◆ Given problem ◆
Tally the lines with the word "modified" and report the number alone.
[START]
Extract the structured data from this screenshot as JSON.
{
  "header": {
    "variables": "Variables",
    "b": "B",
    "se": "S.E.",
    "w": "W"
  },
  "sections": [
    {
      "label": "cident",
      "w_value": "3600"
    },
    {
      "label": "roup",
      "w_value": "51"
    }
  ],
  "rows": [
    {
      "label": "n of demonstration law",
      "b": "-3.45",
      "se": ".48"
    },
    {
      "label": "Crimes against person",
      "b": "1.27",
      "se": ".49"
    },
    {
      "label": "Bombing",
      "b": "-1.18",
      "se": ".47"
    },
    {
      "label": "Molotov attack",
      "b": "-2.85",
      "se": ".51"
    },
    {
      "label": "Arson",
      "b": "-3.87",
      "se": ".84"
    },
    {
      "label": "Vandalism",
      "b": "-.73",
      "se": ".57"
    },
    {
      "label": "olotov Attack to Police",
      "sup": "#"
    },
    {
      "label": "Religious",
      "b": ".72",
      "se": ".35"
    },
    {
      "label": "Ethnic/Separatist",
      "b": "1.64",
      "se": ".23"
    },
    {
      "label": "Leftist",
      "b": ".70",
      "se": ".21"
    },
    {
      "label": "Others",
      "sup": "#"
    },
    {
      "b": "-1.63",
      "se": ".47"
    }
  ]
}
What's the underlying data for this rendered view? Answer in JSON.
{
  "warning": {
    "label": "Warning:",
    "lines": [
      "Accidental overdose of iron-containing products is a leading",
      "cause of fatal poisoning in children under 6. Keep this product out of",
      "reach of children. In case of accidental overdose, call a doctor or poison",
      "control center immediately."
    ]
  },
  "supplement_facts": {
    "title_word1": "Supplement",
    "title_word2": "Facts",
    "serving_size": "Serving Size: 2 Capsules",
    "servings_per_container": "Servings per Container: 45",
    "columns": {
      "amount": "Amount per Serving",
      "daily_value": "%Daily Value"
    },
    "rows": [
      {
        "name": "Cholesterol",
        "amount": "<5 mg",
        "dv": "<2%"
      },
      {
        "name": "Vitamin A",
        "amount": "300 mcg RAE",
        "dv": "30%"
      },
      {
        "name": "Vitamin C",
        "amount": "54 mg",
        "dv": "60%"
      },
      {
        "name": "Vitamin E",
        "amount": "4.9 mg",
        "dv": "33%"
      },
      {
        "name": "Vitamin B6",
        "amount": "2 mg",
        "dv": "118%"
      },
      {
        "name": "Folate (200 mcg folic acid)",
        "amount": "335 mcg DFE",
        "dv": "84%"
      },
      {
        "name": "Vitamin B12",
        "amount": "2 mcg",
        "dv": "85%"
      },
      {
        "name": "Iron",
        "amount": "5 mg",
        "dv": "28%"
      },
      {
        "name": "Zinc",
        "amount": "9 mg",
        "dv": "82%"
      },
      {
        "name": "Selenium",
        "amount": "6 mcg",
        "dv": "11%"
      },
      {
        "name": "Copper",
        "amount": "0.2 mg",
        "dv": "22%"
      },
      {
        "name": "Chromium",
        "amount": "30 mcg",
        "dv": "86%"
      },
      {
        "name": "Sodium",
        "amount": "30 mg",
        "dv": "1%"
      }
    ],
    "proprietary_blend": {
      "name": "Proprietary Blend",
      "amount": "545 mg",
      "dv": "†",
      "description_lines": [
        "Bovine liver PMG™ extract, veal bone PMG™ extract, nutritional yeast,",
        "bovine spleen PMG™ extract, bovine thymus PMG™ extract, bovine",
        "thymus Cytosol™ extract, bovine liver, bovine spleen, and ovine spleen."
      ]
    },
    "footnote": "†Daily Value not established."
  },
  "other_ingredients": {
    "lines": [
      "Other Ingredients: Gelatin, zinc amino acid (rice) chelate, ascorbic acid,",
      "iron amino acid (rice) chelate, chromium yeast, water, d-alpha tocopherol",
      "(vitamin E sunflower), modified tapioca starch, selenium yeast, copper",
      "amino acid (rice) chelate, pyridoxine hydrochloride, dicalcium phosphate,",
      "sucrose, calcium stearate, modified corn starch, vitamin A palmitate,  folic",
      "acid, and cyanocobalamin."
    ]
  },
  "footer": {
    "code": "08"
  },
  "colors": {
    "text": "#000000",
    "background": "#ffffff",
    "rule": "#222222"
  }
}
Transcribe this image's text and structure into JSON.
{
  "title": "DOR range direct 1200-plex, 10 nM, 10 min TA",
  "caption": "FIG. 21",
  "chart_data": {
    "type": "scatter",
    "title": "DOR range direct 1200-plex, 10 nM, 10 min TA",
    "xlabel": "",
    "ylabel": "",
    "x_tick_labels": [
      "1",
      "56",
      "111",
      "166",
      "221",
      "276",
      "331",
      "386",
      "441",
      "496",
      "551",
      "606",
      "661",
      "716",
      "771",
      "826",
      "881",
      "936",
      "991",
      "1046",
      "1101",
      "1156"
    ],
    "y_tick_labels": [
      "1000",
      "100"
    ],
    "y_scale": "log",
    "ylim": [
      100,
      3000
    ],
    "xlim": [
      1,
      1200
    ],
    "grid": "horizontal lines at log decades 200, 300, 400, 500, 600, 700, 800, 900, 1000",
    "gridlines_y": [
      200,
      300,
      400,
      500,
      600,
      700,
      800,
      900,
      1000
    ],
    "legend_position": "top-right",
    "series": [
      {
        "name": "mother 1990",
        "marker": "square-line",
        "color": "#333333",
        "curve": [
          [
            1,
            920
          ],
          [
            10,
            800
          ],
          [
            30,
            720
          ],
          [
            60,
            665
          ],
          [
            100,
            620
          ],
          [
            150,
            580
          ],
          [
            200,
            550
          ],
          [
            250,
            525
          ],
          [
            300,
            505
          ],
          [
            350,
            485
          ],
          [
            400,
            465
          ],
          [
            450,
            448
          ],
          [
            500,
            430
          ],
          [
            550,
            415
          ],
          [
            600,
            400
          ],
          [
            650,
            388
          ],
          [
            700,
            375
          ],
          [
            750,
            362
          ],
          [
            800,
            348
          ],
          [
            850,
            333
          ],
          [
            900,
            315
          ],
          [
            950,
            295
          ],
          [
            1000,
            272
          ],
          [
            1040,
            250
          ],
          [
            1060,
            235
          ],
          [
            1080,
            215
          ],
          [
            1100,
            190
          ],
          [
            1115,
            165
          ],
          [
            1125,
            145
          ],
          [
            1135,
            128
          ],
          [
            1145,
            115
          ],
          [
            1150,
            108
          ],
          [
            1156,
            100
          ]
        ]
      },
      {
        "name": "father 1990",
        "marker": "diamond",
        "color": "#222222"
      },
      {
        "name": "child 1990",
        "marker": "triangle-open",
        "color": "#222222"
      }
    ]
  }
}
[END]
◆ Written response ◆
2